[OBJECTIVE]: Identify each line below that contains the word "color", and copy it out.
━━━━━━━━━━━━━━━━━━━━━━━━━━━━━━
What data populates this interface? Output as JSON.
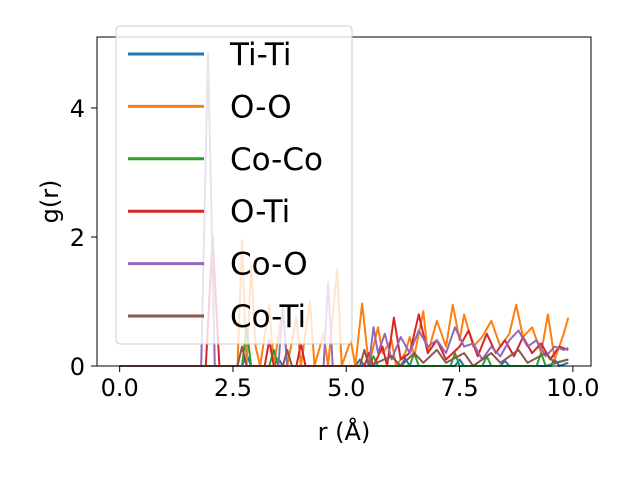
{
  "chart_data": {
    "type": "line",
    "title": "",
    "xlabel": "r (Å)",
    "ylabel": "g(r)",
    "xlim": [
      -0.5,
      10.4
    ],
    "ylim": [
      0,
      5.1
    ],
    "xticks": [
      0.0,
      2.5,
      5.0,
      7.5,
      10.0
    ],
    "xtick_labels": [
      "0.0",
      "2.5",
      "5.0",
      "7.5",
      "10.0"
    ],
    "yticks": [
      0,
      2,
      4
    ],
    "ytick_labels": [
      "0",
      "2",
      "4"
    ],
    "grid": false,
    "legend_position": "top-left",
    "series": [
      {
        "name": "Ti-Ti",
        "color": "#1f77b4",
        "points": [
          [
            0.0,
            0
          ],
          [
            2.7,
            0
          ],
          [
            2.8,
            0.18
          ],
          [
            2.9,
            0
          ],
          [
            3.4,
            0
          ],
          [
            3.5,
            0.12
          ],
          [
            3.6,
            0
          ],
          [
            5.2,
            0
          ],
          [
            5.3,
            0.1
          ],
          [
            5.4,
            0
          ],
          [
            6.2,
            0
          ],
          [
            6.3,
            0.12
          ],
          [
            6.4,
            0
          ],
          [
            7.4,
            0
          ],
          [
            7.5,
            0.1
          ],
          [
            7.6,
            0
          ],
          [
            8.4,
            0
          ],
          [
            8.5,
            0.08
          ],
          [
            8.6,
            0
          ],
          [
            9.5,
            0
          ],
          [
            9.6,
            0.1
          ],
          [
            9.7,
            0
          ],
          [
            9.9,
            0.05
          ]
        ]
      },
      {
        "name": "O-O",
        "color": "#ff7f0e",
        "points": [
          [
            0.0,
            0
          ],
          [
            2.6,
            0
          ],
          [
            2.7,
            1.95
          ],
          [
            2.8,
            0
          ],
          [
            2.9,
            1.55
          ],
          [
            3.0,
            0.3
          ],
          [
            3.1,
            0
          ],
          [
            3.3,
            0.95
          ],
          [
            3.4,
            0
          ],
          [
            3.6,
            0.9
          ],
          [
            3.7,
            0
          ],
          [
            3.9,
            0.75
          ],
          [
            4.0,
            0
          ],
          [
            4.2,
            1.0
          ],
          [
            4.3,
            0
          ],
          [
            4.5,
            0.5
          ],
          [
            4.6,
            0
          ],
          [
            4.8,
            1.5
          ],
          [
            4.9,
            0
          ],
          [
            5.1,
            0.4
          ],
          [
            5.2,
            0
          ],
          [
            5.35,
            0.97
          ],
          [
            5.5,
            0
          ],
          [
            5.7,
            0.6
          ],
          [
            5.8,
            0.2
          ],
          [
            6.0,
            0.4
          ],
          [
            6.1,
            0
          ],
          [
            6.3,
            0.2
          ],
          [
            6.4,
            0.45
          ],
          [
            6.5,
            0.15
          ],
          [
            6.7,
            0.85
          ],
          [
            6.8,
            0.2
          ],
          [
            7.0,
            0.7
          ],
          [
            7.2,
            0.3
          ],
          [
            7.35,
            0.95
          ],
          [
            7.5,
            0.4
          ],
          [
            7.6,
            0.8
          ],
          [
            7.8,
            0.3
          ],
          [
            8.0,
            0.45
          ],
          [
            8.2,
            0.7
          ],
          [
            8.4,
            0.3
          ],
          [
            8.6,
            0.5
          ],
          [
            8.75,
            0.95
          ],
          [
            8.9,
            0.45
          ],
          [
            9.1,
            0.6
          ],
          [
            9.3,
            0.2
          ],
          [
            9.45,
            0.8
          ],
          [
            9.6,
            0.1
          ],
          [
            9.8,
            0.5
          ],
          [
            9.9,
            0.75
          ]
        ]
      },
      {
        "name": "Co-Co",
        "color": "#2ca02c",
        "points": [
          [
            0.0,
            0
          ],
          [
            2.7,
            0
          ],
          [
            2.8,
            0.6
          ],
          [
            2.9,
            0
          ],
          [
            3.3,
            0
          ],
          [
            3.4,
            0.25
          ],
          [
            3.5,
            0
          ],
          [
            5.5,
            0
          ],
          [
            5.6,
            0.15
          ],
          [
            5.7,
            0
          ],
          [
            6.4,
            0
          ],
          [
            6.5,
            0.2
          ],
          [
            6.6,
            0
          ],
          [
            7.3,
            0
          ],
          [
            7.4,
            0.2
          ],
          [
            7.5,
            0
          ],
          [
            8.0,
            0
          ],
          [
            8.1,
            0.15
          ],
          [
            8.2,
            0
          ],
          [
            9.2,
            0
          ],
          [
            9.3,
            0.2
          ],
          [
            9.4,
            0
          ],
          [
            9.9,
            0.1
          ]
        ]
      },
      {
        "name": "O-Ti",
        "color": "#d62728",
        "points": [
          [
            0.0,
            0
          ],
          [
            1.9,
            0
          ],
          [
            2.05,
            2.0
          ],
          [
            2.2,
            0
          ],
          [
            3.2,
            0
          ],
          [
            3.3,
            0.4
          ],
          [
            3.4,
            0
          ],
          [
            3.9,
            0
          ],
          [
            4.0,
            0.35
          ],
          [
            4.1,
            0
          ],
          [
            5.4,
            0
          ],
          [
            5.5,
            0.2
          ],
          [
            5.6,
            0
          ],
          [
            5.8,
            0.3
          ],
          [
            5.9,
            0
          ],
          [
            6.05,
            0.75
          ],
          [
            6.2,
            0.1
          ],
          [
            6.4,
            0.2
          ],
          [
            6.6,
            0.8
          ],
          [
            6.8,
            0.2
          ],
          [
            7.0,
            0.4
          ],
          [
            7.2,
            0.1
          ],
          [
            7.5,
            0.3
          ],
          [
            7.7,
            0.55
          ],
          [
            7.9,
            0.15
          ],
          [
            8.1,
            0.5
          ],
          [
            8.3,
            0.2
          ],
          [
            8.5,
            0.4
          ],
          [
            8.7,
            0.15
          ],
          [
            8.9,
            0.45
          ],
          [
            9.1,
            0.2
          ],
          [
            9.3,
            0.35
          ],
          [
            9.5,
            0.1
          ],
          [
            9.7,
            0.3
          ],
          [
            9.9,
            0.25
          ]
        ]
      },
      {
        "name": "Co-O",
        "color": "#9467bd",
        "points": [
          [
            0.0,
            0
          ],
          [
            1.8,
            0
          ],
          [
            1.95,
            4.85
          ],
          [
            2.1,
            0
          ],
          [
            3.5,
            0
          ],
          [
            3.6,
            0.9
          ],
          [
            3.7,
            0
          ],
          [
            4.5,
            0
          ],
          [
            4.6,
            1.3
          ],
          [
            4.7,
            0
          ],
          [
            5.5,
            0
          ],
          [
            5.6,
            0.6
          ],
          [
            5.7,
            0.2
          ],
          [
            5.85,
            0.5
          ],
          [
            6.0,
            0.1
          ],
          [
            6.2,
            0.45
          ],
          [
            6.4,
            0.2
          ],
          [
            6.6,
            0.55
          ],
          [
            6.8,
            0.3
          ],
          [
            7.0,
            0.4
          ],
          [
            7.2,
            0.2
          ],
          [
            7.4,
            0.6
          ],
          [
            7.6,
            0.3
          ],
          [
            7.8,
            0.35
          ],
          [
            8.0,
            0.1
          ],
          [
            8.2,
            0.3
          ],
          [
            8.4,
            0.15
          ],
          [
            8.6,
            0.4
          ],
          [
            8.8,
            0.55
          ],
          [
            9.0,
            0.3
          ],
          [
            9.2,
            0.4
          ],
          [
            9.4,
            0.15
          ],
          [
            9.6,
            0.3
          ],
          [
            9.8,
            0.25
          ],
          [
            9.9,
            0.28
          ]
        ]
      },
      {
        "name": "Co-Ti",
        "color": "#8c564b",
        "points": [
          [
            0.0,
            0
          ],
          [
            2.6,
            0
          ],
          [
            2.7,
            0.3
          ],
          [
            2.8,
            0
          ],
          [
            3.6,
            0
          ],
          [
            3.7,
            0.25
          ],
          [
            3.8,
            0
          ],
          [
            5.3,
            0
          ],
          [
            5.4,
            0.25
          ],
          [
            5.5,
            0
          ],
          [
            6.0,
            0.15
          ],
          [
            6.2,
            0
          ],
          [
            6.5,
            0.2
          ],
          [
            6.7,
            0.05
          ],
          [
            7.0,
            0.25
          ],
          [
            7.2,
            0.05
          ],
          [
            7.6,
            0.2
          ],
          [
            7.8,
            0
          ],
          [
            8.2,
            0.2
          ],
          [
            8.4,
            0.05
          ],
          [
            8.8,
            0.25
          ],
          [
            9.0,
            0.05
          ],
          [
            9.4,
            0.2
          ],
          [
            9.6,
            0.05
          ],
          [
            9.9,
            0.1
          ]
        ]
      }
    ]
  }
}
━━━━━━━━━━━━━━━━━━━━━━━━━━━━━━
[ANSWER TO THIS TASK]:
        "color": "#1f77b4",
        "color": "#ff7f0e",
        "color": "#2ca02c",
        "color": "#d62728",
        "color": "#9467bd",
        "color": "#8c564b",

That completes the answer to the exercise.